Entries with figure data:
━━━
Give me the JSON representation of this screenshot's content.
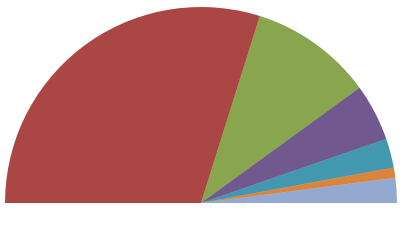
{
  "chart_data": {
    "type": "pie",
    "half": true,
    "categories": [
      null,
      null,
      null,
      null,
      null,
      null
    ],
    "values": [
      59.7,
      20.3,
      9.4,
      4.8,
      1.7,
      4.1
    ],
    "colors": [
      "#aa4643",
      "#89a54e",
      "#71588f",
      "#4198af",
      "#db843d",
      "#93a9cf"
    ]
  }
}
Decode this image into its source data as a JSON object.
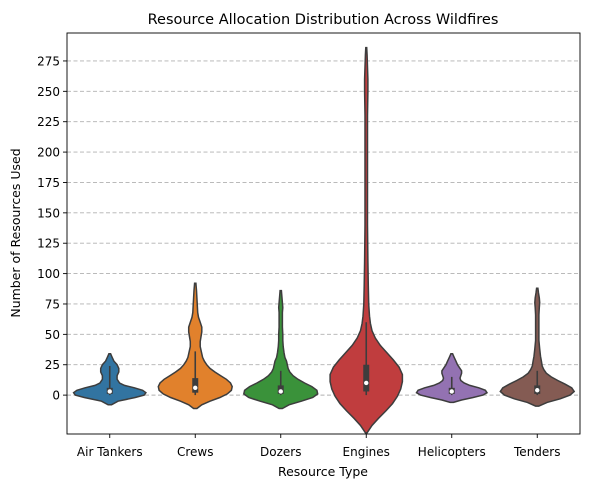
{
  "chart_data": {
    "type": "violin",
    "title": "Resource Allocation Distribution Across Wildfires",
    "xlabel": "Resource Type",
    "ylabel": "Number of Resources Used",
    "ylim": [
      -32,
      298
    ],
    "yticks": [
      0,
      25,
      50,
      75,
      100,
      125,
      150,
      175,
      200,
      225,
      250,
      275
    ],
    "grid": "y-dashed",
    "categories": [
      "Air Tankers",
      "Crews",
      "Dozers",
      "Engines",
      "Helicopters",
      "Tenders"
    ],
    "colors": [
      "#3274a1",
      "#e1812c",
      "#3a923a",
      "#c03d3e",
      "#9372b2",
      "#845b53"
    ],
    "violins": [
      {
        "category": "Air Tankers",
        "range": [
          -8,
          34
        ],
        "profile": [
          [
            -8,
            0.02
          ],
          [
            -5,
            0.1
          ],
          [
            -2,
            0.31
          ],
          [
            0,
            0.42
          ],
          [
            2,
            0.44
          ],
          [
            4,
            0.4
          ],
          [
            6,
            0.3
          ],
          [
            8,
            0.18
          ],
          [
            10,
            0.12
          ],
          [
            13,
            0.09
          ],
          [
            16,
            0.09
          ],
          [
            19,
            0.11
          ],
          [
            22,
            0.11
          ],
          [
            25,
            0.09
          ],
          [
            28,
            0.05
          ],
          [
            31,
            0.03
          ],
          [
            34,
            0.01
          ]
        ],
        "q1": 1,
        "median": 3,
        "q3": 6,
        "whisker": [
          0,
          24
        ]
      },
      {
        "category": "Crews",
        "range": [
          -11,
          92
        ],
        "profile": [
          [
            -11,
            0.02
          ],
          [
            -8,
            0.08
          ],
          [
            -5,
            0.18
          ],
          [
            -2,
            0.3
          ],
          [
            1,
            0.39
          ],
          [
            4,
            0.44
          ],
          [
            7,
            0.45
          ],
          [
            10,
            0.43
          ],
          [
            13,
            0.38
          ],
          [
            16,
            0.31
          ],
          [
            19,
            0.24
          ],
          [
            22,
            0.18
          ],
          [
            25,
            0.14
          ],
          [
            28,
            0.11
          ],
          [
            31,
            0.09
          ],
          [
            34,
            0.08
          ],
          [
            37,
            0.07
          ],
          [
            40,
            0.06
          ],
          [
            44,
            0.06
          ],
          [
            48,
            0.07
          ],
          [
            52,
            0.08
          ],
          [
            56,
            0.08
          ],
          [
            60,
            0.06
          ],
          [
            64,
            0.04
          ],
          [
            68,
            0.03
          ],
          [
            74,
            0.025
          ],
          [
            80,
            0.02
          ],
          [
            86,
            0.015
          ],
          [
            92,
            0.008
          ]
        ],
        "q1": 2,
        "median": 6,
        "q3": 14,
        "whisker": [
          0,
          36
        ]
      },
      {
        "category": "Dozers",
        "range": [
          -11,
          86
        ],
        "profile": [
          [
            -11,
            0.02
          ],
          [
            -8,
            0.1
          ],
          [
            -5,
            0.25
          ],
          [
            -2,
            0.39
          ],
          [
            1,
            0.45
          ],
          [
            4,
            0.44
          ],
          [
            7,
            0.38
          ],
          [
            10,
            0.29
          ],
          [
            13,
            0.21
          ],
          [
            16,
            0.15
          ],
          [
            19,
            0.11
          ],
          [
            22,
            0.09
          ],
          [
            25,
            0.08
          ],
          [
            28,
            0.07
          ],
          [
            31,
            0.05
          ],
          [
            35,
            0.04
          ],
          [
            40,
            0.03
          ],
          [
            45,
            0.025
          ],
          [
            50,
            0.025
          ],
          [
            56,
            0.02
          ],
          [
            62,
            0.02
          ],
          [
            68,
            0.02
          ],
          [
            72,
            0.025
          ],
          [
            76,
            0.02
          ],
          [
            80,
            0.015
          ],
          [
            86,
            0.008
          ]
        ],
        "q1": 1,
        "median": 3,
        "q3": 8,
        "whisker": [
          0,
          20
        ]
      },
      {
        "category": "Engines",
        "range": [
          -31,
          286
        ],
        "profile": [
          [
            -31,
            0.01
          ],
          [
            -25,
            0.07
          ],
          [
            -19,
            0.15
          ],
          [
            -13,
            0.24
          ],
          [
            -7,
            0.32
          ],
          [
            -1,
            0.38
          ],
          [
            5,
            0.42
          ],
          [
            11,
            0.44
          ],
          [
            17,
            0.44
          ],
          [
            23,
            0.4
          ],
          [
            29,
            0.33
          ],
          [
            35,
            0.25
          ],
          [
            41,
            0.17
          ],
          [
            47,
            0.11
          ],
          [
            53,
            0.07
          ],
          [
            59,
            0.05
          ],
          [
            65,
            0.04
          ],
          [
            75,
            0.03
          ],
          [
            90,
            0.025
          ],
          [
            110,
            0.02
          ],
          [
            140,
            0.015
          ],
          [
            170,
            0.015
          ],
          [
            200,
            0.015
          ],
          [
            230,
            0.015
          ],
          [
            250,
            0.02
          ],
          [
            260,
            0.02
          ],
          [
            270,
            0.015
          ],
          [
            280,
            0.01
          ],
          [
            286,
            0.006
          ]
        ],
        "q1": 3,
        "median": 10,
        "q3": 25,
        "whisker": [
          0,
          60
        ]
      },
      {
        "category": "Helicopters",
        "range": [
          -6,
          34
        ],
        "profile": [
          [
            -6,
            0.02
          ],
          [
            -4,
            0.12
          ],
          [
            -2,
            0.26
          ],
          [
            0,
            0.38
          ],
          [
            2,
            0.43
          ],
          [
            4,
            0.41
          ],
          [
            6,
            0.33
          ],
          [
            8,
            0.22
          ],
          [
            10,
            0.15
          ],
          [
            12,
            0.11
          ],
          [
            14,
            0.1
          ],
          [
            16,
            0.11
          ],
          [
            18,
            0.12
          ],
          [
            20,
            0.12
          ],
          [
            22,
            0.1
          ],
          [
            25,
            0.07
          ],
          [
            28,
            0.05
          ],
          [
            31,
            0.03
          ],
          [
            34,
            0.01
          ]
        ],
        "q1": 1,
        "median": 3,
        "q3": 6,
        "whisker": [
          0,
          15
        ]
      },
      {
        "category": "Tenders",
        "range": [
          -9,
          88
        ],
        "profile": [
          [
            -9,
            0.02
          ],
          [
            -6,
            0.12
          ],
          [
            -3,
            0.28
          ],
          [
            0,
            0.4
          ],
          [
            3,
            0.45
          ],
          [
            6,
            0.42
          ],
          [
            9,
            0.34
          ],
          [
            12,
            0.25
          ],
          [
            15,
            0.17
          ],
          [
            18,
            0.11
          ],
          [
            21,
            0.08
          ],
          [
            24,
            0.06
          ],
          [
            28,
            0.05
          ],
          [
            32,
            0.04
          ],
          [
            38,
            0.03
          ],
          [
            45,
            0.02
          ],
          [
            52,
            0.02
          ],
          [
            60,
            0.02
          ],
          [
            66,
            0.02
          ],
          [
            72,
            0.025
          ],
          [
            76,
            0.03
          ],
          [
            80,
            0.025
          ],
          [
            84,
            0.015
          ],
          [
            88,
            0.008
          ]
        ],
        "q1": 1,
        "median": 4,
        "q3": 8,
        "whisker": [
          0,
          20
        ]
      }
    ]
  }
}
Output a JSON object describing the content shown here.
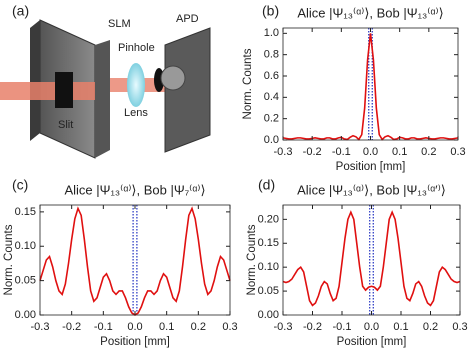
{
  "diagram": {
    "label": "(a)",
    "slm": "SLM",
    "apd": "APD",
    "pinhole": "Pinhole",
    "lens": "Lens",
    "slit": "Slit"
  },
  "chart_data": [
    {
      "type": "line",
      "label": "(b)",
      "title": "Alice |Ψ₁₃⁽ᵅ⁾⟩, Bob |Ψ₁₃⁽ᵅ⁾⟩",
      "xlabel": "Position [mm]",
      "ylabel": "Norm. Counts",
      "x": [
        -0.3,
        -0.29,
        -0.28,
        -0.27,
        -0.26,
        -0.25,
        -0.24,
        -0.23,
        -0.22,
        -0.21,
        -0.2,
        -0.19,
        -0.18,
        -0.17,
        -0.16,
        -0.15,
        -0.14,
        -0.13,
        -0.12,
        -0.11,
        -0.1,
        -0.09,
        -0.08,
        -0.07,
        -0.06,
        -0.05,
        -0.04,
        -0.03,
        -0.02,
        -0.01,
        0,
        0.01,
        0.02,
        0.03,
        0.04,
        0.05,
        0.06,
        0.07,
        0.08,
        0.09,
        0.1,
        0.11,
        0.12,
        0.13,
        0.14,
        0.15,
        0.16,
        0.17,
        0.18,
        0.19,
        0.2,
        0.21,
        0.22,
        0.23,
        0.24,
        0.25,
        0.26,
        0.27,
        0.28,
        0.29,
        0.3
      ],
      "series": [
        {
          "color": "#e01010",
          "values": [
            0.02,
            0.015,
            0.01,
            0.01,
            0.015,
            0.02,
            0.02,
            0.015,
            0.01,
            0.01,
            0.015,
            0.02,
            0.015,
            0.01,
            0.01,
            0.02,
            0.02,
            0.01,
            0.01,
            0.02,
            0.025,
            0.01,
            0.005,
            0.025,
            0.04,
            0.03,
            0.005,
            0.05,
            0.3,
            0.75,
            1.0,
            0.75,
            0.3,
            0.05,
            0.005,
            0.03,
            0.04,
            0.025,
            0.005,
            0.01,
            0.025,
            0.02,
            0.01,
            0.01,
            0.02,
            0.02,
            0.01,
            0.01,
            0.015,
            0.02,
            0.015,
            0.01,
            0.01,
            0.015,
            0.02,
            0.02,
            0.015,
            0.01,
            0.01,
            0.015,
            0.02
          ]
        }
      ],
      "xlim": [
        -0.3,
        0.3
      ],
      "ylim": [
        0,
        1.05
      ],
      "xticks": [
        -0.3,
        -0.2,
        -0.1,
        {
          "value": 0,
          "label": "0.0"
        },
        0.1,
        0.2,
        0.3
      ],
      "yticks": [
        {
          "value": 0,
          "label": "0.0"
        },
        0.2,
        0.4,
        0.6,
        0.8,
        {
          "value": 1,
          "label": "1.0"
        }
      ],
      "vlines": [
        -0.006,
        0.006
      ],
      "vline_color": "#2030c0"
    },
    {
      "type": "line",
      "label": "(c)",
      "title": "Alice |Ψ₁₃⁽ᵅ⁾⟩, Bob |Ψ₇⁽ᵅ⁾⟩",
      "xlabel": "Position [mm]",
      "ylabel": "Norm. Counts",
      "x": [
        -0.3,
        -0.29,
        -0.28,
        -0.27,
        -0.26,
        -0.25,
        -0.24,
        -0.23,
        -0.22,
        -0.21,
        -0.2,
        -0.19,
        -0.18,
        -0.17,
        -0.16,
        -0.15,
        -0.14,
        -0.13,
        -0.12,
        -0.11,
        -0.1,
        -0.09,
        -0.08,
        -0.07,
        -0.06,
        -0.05,
        -0.04,
        -0.03,
        -0.02,
        -0.01,
        0,
        0.01,
        0.02,
        0.03,
        0.04,
        0.05,
        0.06,
        0.07,
        0.08,
        0.09,
        0.1,
        0.11,
        0.12,
        0.13,
        0.14,
        0.15,
        0.16,
        0.17,
        0.18,
        0.19,
        0.2,
        0.21,
        0.22,
        0.23,
        0.24,
        0.25,
        0.26,
        0.27,
        0.28,
        0.29,
        0.3
      ],
      "series": [
        {
          "color": "#e01010",
          "values": [
            0.05,
            0.065,
            0.08,
            0.085,
            0.07,
            0.05,
            0.035,
            0.03,
            0.045,
            0.075,
            0.11,
            0.14,
            0.155,
            0.145,
            0.11,
            0.07,
            0.035,
            0.02,
            0.025,
            0.04,
            0.055,
            0.06,
            0.05,
            0.035,
            0.03,
            0.035,
            0.035,
            0.025,
            0.012,
            0.003,
            0.0,
            0.003,
            0.012,
            0.025,
            0.035,
            0.035,
            0.03,
            0.035,
            0.05,
            0.06,
            0.055,
            0.04,
            0.025,
            0.02,
            0.035,
            0.07,
            0.11,
            0.145,
            0.155,
            0.14,
            0.11,
            0.075,
            0.045,
            0.03,
            0.035,
            0.05,
            0.07,
            0.085,
            0.08,
            0.065,
            0.05
          ]
        }
      ],
      "xlim": [
        -0.3,
        0.3
      ],
      "ylim": [
        0,
        0.16
      ],
      "xticks": [
        -0.3,
        -0.2,
        -0.1,
        {
          "value": 0,
          "label": "0.0"
        },
        0.1,
        0.2,
        0.3
      ],
      "yticks": [
        {
          "value": 0,
          "label": "0.00"
        },
        0.05,
        {
          "value": 0.1,
          "label": "0.10"
        },
        0.15
      ],
      "vlines": [
        -0.006,
        0.006
      ],
      "vline_color": "#2030c0"
    },
    {
      "type": "line",
      "label": "(d)",
      "title": "Alice |Ψ₁₃⁽ᵅ⁾⟩, Bob |Ψ₁₃⁽ᵅ′⁾⟩",
      "xlabel": "Position [mm]",
      "ylabel": "Norm. Counts",
      "x": [
        -0.3,
        -0.29,
        -0.28,
        -0.27,
        -0.26,
        -0.25,
        -0.24,
        -0.23,
        -0.22,
        -0.21,
        -0.2,
        -0.19,
        -0.18,
        -0.17,
        -0.16,
        -0.15,
        -0.14,
        -0.13,
        -0.12,
        -0.11,
        -0.1,
        -0.09,
        -0.08,
        -0.07,
        -0.06,
        -0.05,
        -0.04,
        -0.03,
        -0.02,
        -0.01,
        0,
        0.01,
        0.02,
        0.03,
        0.04,
        0.05,
        0.06,
        0.07,
        0.08,
        0.09,
        0.1,
        0.11,
        0.12,
        0.13,
        0.14,
        0.15,
        0.16,
        0.17,
        0.18,
        0.19,
        0.2,
        0.21,
        0.22,
        0.23,
        0.24,
        0.25,
        0.26,
        0.27,
        0.28,
        0.29,
        0.3
      ],
      "series": [
        {
          "color": "#e01010",
          "values": [
            0.07,
            0.068,
            0.07,
            0.075,
            0.085,
            0.095,
            0.1,
            0.09,
            0.06,
            0.03,
            0.02,
            0.025,
            0.04,
            0.06,
            0.07,
            0.065,
            0.045,
            0.03,
            0.035,
            0.06,
            0.11,
            0.16,
            0.2,
            0.215,
            0.2,
            0.15,
            0.1,
            0.06,
            0.052,
            0.058,
            0.06,
            0.058,
            0.052,
            0.06,
            0.1,
            0.15,
            0.2,
            0.215,
            0.2,
            0.16,
            0.11,
            0.06,
            0.035,
            0.03,
            0.045,
            0.065,
            0.07,
            0.06,
            0.04,
            0.025,
            0.02,
            0.03,
            0.06,
            0.09,
            0.1,
            0.095,
            0.085,
            0.075,
            0.07,
            0.068,
            0.07
          ]
        }
      ],
      "xlim": [
        -0.3,
        0.3
      ],
      "ylim": [
        0,
        0.23
      ],
      "xticks": [
        -0.3,
        -0.2,
        -0.1,
        {
          "value": 0,
          "label": "0.0"
        },
        0.1,
        0.2,
        0.3
      ],
      "yticks": [
        {
          "value": 0,
          "label": "0.00"
        },
        0.05,
        {
          "value": 0.1,
          "label": "0.10"
        },
        0.15,
        {
          "value": 0.2,
          "label": "0.20"
        }
      ],
      "vlines": [
        -0.006,
        0.006
      ],
      "vline_color": "#2030c0"
    }
  ]
}
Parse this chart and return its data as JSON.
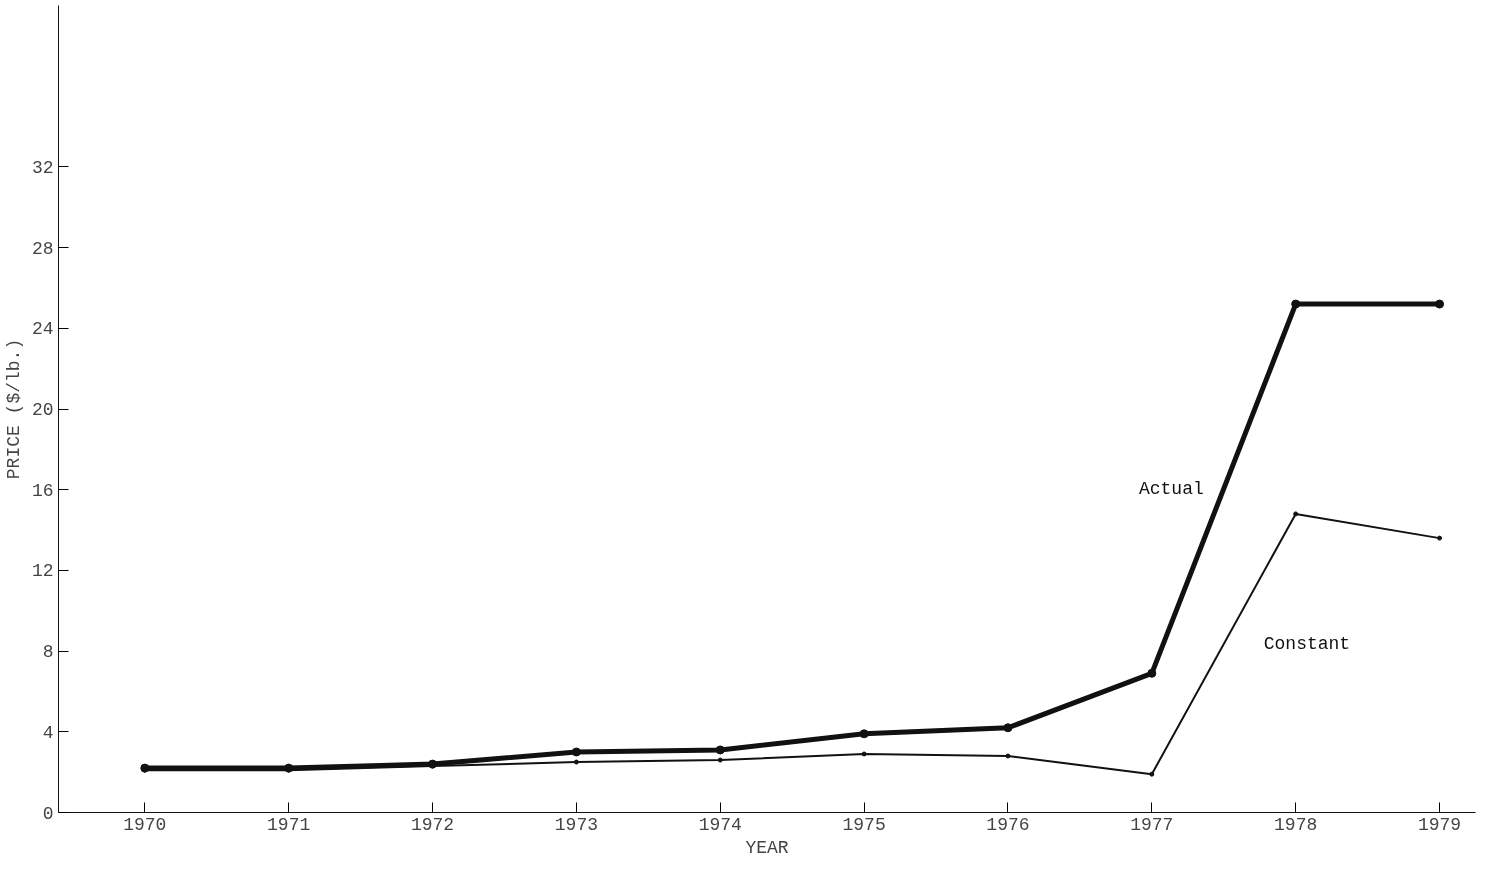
{
  "chart_data": {
    "type": "line",
    "xlabel": "YEAR",
    "ylabel": "PRICE ($/lb.)",
    "x": [
      1970,
      1971,
      1972,
      1973,
      1974,
      1975,
      1976,
      1977,
      1978,
      1979
    ],
    "series": [
      {
        "name": "Actual",
        "color": "#111111",
        "values": [
          2.2,
          2.2,
          2.4,
          3.0,
          3.1,
          3.9,
          4.2,
          6.9,
          25.2,
          25.2
        ]
      },
      {
        "name": "Constant",
        "color": "#111111",
        "values": [
          2.1,
          2.1,
          2.3,
          2.5,
          2.6,
          2.9,
          2.8,
          1.9,
          14.8,
          13.6
        ]
      }
    ],
    "xlim": [
      1969.4,
      1979.25
    ],
    "ylim": [
      0,
      40
    ],
    "xticks": [
      1970,
      1971,
      1972,
      1973,
      1974,
      1975,
      1976,
      1977,
      1978,
      1979
    ],
    "yticks": [
      0,
      4,
      8,
      12,
      16,
      20,
      24,
      28,
      32
    ],
    "grid": false,
    "legend": false,
    "marker": "circle",
    "line_style": "solid"
  }
}
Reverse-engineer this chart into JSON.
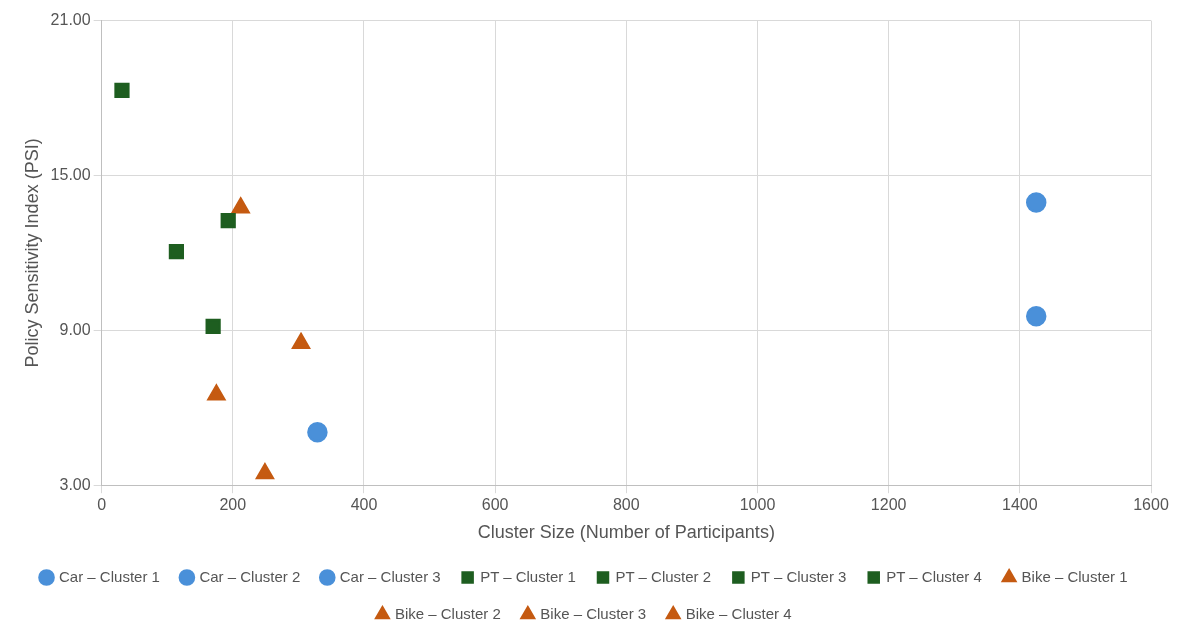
{
  "chart_data": {
    "type": "scatter",
    "xlabel": "Cluster Size (Number of Participants)",
    "ylabel": "Policy Sensitivity Index (PSI)",
    "xlim": [
      0,
      1600
    ],
    "xticks": [
      0,
      200,
      400,
      600,
      800,
      1000,
      1200,
      1400,
      1600
    ],
    "ylim": [
      3,
      21
    ],
    "yticks": [
      {
        "value": 3,
        "label": "3.00"
      },
      {
        "value": 9,
        "label": "9.00"
      },
      {
        "value": 15,
        "label": "15.00"
      },
      {
        "value": 21,
        "label": "21.00"
      }
    ],
    "grid": true,
    "legend": "bottom",
    "series": [
      {
        "name": "Car – Cluster 1",
        "color": "#4a90d9",
        "marker": "circle",
        "x": [
          1425
        ],
        "values": [
          13.95
        ]
      },
      {
        "name": "Car – Cluster 2",
        "color": "#4a90d9",
        "marker": "circle",
        "x": [
          1425
        ],
        "values": [
          9.55
        ]
      },
      {
        "name": "Car – Cluster 3",
        "color": "#4a90d9",
        "marker": "circle",
        "x": [
          329
        ],
        "values": [
          5.05
        ]
      },
      {
        "name": "PT – Cluster 1",
        "color": "#1e5e20",
        "marker": "square",
        "x": [
          193
        ],
        "values": [
          13.25
        ]
      },
      {
        "name": "PT – Cluster 2",
        "color": "#1e5e20",
        "marker": "square",
        "x": [
          170
        ],
        "values": [
          9.15
        ]
      },
      {
        "name": "PT – Cluster 3",
        "color": "#1e5e20",
        "marker": "square",
        "x": [
          114
        ],
        "values": [
          12.05
        ]
      },
      {
        "name": "PT – Cluster 4",
        "color": "#1e5e20",
        "marker": "square",
        "x": [
          31
        ],
        "values": [
          18.3
        ]
      },
      {
        "name": "Bike – Cluster 1",
        "color": "#c55a11",
        "marker": "triangle",
        "x": [
          304
        ],
        "values": [
          8.5
        ]
      },
      {
        "name": "Bike – Cluster 2",
        "color": "#c55a11",
        "marker": "triangle",
        "x": [
          249
        ],
        "values": [
          3.45
        ]
      },
      {
        "name": "Bike – Cluster 3",
        "color": "#c55a11",
        "marker": "triangle",
        "x": [
          212
        ],
        "values": [
          13.75
        ]
      },
      {
        "name": "Bike – Cluster 4",
        "color": "#c55a11",
        "marker": "triangle",
        "x": [
          175
        ],
        "values": [
          6.5
        ]
      }
    ]
  }
}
━━━
WORK INSTRUCTIONS
Look through the entries above and report each line where the string "content" occurs.

SOLUTION TO THIS EXERCISE
Give me the JSON representation of this screenshot's content.
Output a JSON object describing the content shown here.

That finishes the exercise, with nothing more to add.